* [ENTRIES PROVIDED]:

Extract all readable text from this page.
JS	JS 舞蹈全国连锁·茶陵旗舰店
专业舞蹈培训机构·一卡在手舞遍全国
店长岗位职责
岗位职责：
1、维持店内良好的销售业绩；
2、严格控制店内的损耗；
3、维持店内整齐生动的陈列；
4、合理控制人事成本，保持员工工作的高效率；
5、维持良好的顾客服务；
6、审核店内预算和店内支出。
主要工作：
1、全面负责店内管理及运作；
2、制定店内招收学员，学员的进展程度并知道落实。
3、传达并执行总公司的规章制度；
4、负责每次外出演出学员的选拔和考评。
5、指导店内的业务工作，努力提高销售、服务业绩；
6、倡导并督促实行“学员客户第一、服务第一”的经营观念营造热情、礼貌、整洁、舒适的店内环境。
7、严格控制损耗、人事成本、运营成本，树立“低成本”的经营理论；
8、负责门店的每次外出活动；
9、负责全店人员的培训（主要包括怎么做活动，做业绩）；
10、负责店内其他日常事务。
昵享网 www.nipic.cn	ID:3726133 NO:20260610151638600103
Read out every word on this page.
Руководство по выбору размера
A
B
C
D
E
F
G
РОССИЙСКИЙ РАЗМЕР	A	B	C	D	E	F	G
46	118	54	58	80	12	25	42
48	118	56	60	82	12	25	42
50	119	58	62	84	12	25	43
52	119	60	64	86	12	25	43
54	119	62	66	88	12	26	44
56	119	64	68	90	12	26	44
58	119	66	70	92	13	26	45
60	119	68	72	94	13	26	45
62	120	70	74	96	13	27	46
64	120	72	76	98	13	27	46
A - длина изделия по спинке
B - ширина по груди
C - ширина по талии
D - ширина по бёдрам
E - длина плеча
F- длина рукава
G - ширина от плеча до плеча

* * *

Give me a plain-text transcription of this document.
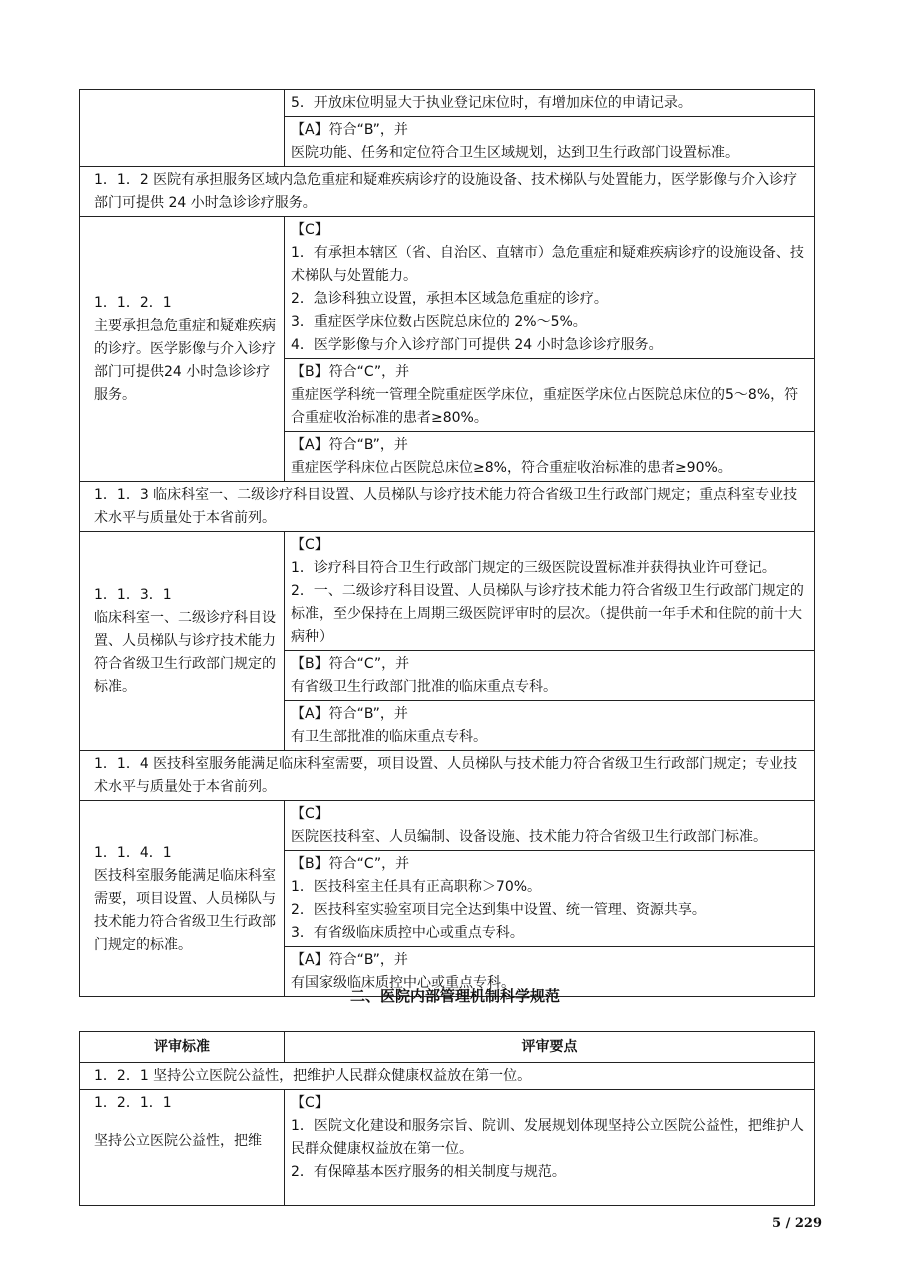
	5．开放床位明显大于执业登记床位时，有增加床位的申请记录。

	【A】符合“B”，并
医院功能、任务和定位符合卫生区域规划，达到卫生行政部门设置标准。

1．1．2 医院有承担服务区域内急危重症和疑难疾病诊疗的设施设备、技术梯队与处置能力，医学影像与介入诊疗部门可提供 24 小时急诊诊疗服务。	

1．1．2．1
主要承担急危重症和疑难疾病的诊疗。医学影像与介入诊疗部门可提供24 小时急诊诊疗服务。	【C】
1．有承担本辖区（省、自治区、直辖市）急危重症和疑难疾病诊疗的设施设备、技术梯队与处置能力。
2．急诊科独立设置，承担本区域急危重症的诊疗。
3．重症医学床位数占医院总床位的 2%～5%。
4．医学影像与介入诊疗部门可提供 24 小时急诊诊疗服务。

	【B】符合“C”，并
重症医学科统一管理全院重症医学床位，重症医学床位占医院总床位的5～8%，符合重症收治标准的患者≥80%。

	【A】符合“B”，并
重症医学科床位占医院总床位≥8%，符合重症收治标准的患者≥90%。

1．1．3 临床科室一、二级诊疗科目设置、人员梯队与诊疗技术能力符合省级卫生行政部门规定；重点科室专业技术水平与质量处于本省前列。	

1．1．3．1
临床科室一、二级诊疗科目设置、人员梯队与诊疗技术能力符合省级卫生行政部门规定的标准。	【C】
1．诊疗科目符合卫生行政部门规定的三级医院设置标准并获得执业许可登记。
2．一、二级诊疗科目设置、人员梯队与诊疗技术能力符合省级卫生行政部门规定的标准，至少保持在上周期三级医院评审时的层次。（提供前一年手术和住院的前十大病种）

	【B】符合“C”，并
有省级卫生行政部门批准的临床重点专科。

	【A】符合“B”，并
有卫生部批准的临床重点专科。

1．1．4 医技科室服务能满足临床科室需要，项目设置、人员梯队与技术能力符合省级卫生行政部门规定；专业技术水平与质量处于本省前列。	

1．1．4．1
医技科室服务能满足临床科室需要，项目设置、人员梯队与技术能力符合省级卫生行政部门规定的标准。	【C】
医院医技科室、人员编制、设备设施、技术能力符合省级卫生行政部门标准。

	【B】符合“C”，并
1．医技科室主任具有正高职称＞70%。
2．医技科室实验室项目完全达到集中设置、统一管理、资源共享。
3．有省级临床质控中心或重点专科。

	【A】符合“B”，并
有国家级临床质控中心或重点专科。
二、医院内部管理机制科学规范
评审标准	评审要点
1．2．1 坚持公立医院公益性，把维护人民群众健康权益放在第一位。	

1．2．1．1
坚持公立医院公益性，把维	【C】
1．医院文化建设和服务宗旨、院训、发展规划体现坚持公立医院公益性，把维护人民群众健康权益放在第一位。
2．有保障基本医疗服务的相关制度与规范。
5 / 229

* [WHAT THE EXERCISE ASKS]: Gather all lines from the listing above in which "人员梯队与诊疗技术能力符合省级卫生行政部门规定的标准" occurs.

* [EXERCISE RESPONSE]:
临床科室一、二级诊疗科目设置、人员梯队与诊疗技术能力符合省级卫生行政部门规定的标准。	【C】
2．一、二级诊疗科目设置、人员梯队与诊疗技术能力符合省级卫生行政部门规定的标准，至少保持在上周期三级医院评审时的层次。（提供前一年手术和住院的前十大病种）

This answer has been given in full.